(What is needed) Which lines hold the string "mean"? Copy every one of them.

(Stored dataset items)

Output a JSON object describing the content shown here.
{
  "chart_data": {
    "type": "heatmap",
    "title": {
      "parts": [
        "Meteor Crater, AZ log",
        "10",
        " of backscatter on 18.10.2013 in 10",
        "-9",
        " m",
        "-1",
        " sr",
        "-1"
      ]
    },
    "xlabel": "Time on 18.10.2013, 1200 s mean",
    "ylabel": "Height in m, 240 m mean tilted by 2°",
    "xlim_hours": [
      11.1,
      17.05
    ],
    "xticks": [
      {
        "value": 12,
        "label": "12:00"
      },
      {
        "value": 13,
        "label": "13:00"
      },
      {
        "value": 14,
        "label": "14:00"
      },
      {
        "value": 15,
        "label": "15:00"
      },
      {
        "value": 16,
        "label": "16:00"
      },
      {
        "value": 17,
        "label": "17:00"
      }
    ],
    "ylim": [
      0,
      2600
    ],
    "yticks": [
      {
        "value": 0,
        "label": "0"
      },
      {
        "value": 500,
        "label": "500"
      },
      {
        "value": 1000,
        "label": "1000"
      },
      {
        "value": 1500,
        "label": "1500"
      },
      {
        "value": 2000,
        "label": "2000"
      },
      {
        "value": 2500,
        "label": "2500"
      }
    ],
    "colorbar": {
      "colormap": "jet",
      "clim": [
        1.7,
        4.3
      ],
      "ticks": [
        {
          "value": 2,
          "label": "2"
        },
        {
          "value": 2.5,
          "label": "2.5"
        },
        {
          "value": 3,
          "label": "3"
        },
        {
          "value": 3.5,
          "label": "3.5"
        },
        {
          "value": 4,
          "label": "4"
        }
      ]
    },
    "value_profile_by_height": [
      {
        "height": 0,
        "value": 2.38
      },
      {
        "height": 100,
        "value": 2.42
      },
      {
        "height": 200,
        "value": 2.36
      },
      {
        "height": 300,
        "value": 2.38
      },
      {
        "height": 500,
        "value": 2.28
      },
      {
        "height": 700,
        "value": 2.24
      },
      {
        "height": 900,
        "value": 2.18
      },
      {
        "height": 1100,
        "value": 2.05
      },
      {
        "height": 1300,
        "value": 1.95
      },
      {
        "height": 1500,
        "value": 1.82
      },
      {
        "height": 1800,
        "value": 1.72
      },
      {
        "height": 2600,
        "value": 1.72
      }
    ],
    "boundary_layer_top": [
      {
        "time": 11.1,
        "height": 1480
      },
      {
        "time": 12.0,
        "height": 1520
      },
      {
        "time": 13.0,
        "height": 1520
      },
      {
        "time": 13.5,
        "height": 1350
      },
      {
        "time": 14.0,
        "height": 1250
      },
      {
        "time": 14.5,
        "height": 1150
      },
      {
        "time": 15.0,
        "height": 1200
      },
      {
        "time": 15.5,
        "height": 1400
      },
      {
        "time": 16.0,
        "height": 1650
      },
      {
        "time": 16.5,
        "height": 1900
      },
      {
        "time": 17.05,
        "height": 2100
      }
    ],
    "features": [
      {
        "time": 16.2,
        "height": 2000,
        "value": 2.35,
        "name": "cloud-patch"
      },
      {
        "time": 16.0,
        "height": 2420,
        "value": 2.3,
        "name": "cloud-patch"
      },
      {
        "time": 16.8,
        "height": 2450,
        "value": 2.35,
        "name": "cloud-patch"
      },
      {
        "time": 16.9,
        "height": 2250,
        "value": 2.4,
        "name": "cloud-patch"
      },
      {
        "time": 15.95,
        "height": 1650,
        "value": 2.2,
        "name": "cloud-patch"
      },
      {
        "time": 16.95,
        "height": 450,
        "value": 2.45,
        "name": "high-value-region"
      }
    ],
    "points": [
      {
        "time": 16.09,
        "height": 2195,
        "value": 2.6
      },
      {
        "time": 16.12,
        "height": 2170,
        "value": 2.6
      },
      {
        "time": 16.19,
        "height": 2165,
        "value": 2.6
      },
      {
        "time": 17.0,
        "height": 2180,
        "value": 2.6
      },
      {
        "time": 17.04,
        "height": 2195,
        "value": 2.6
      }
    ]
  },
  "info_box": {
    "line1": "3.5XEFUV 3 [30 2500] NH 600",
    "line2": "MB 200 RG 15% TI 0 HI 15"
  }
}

(Solution)
    "xlabel": "Time on 18.10.2013, 1200 s mean",
    "ylabel": "Height in m, 240 m mean tilted by 2°",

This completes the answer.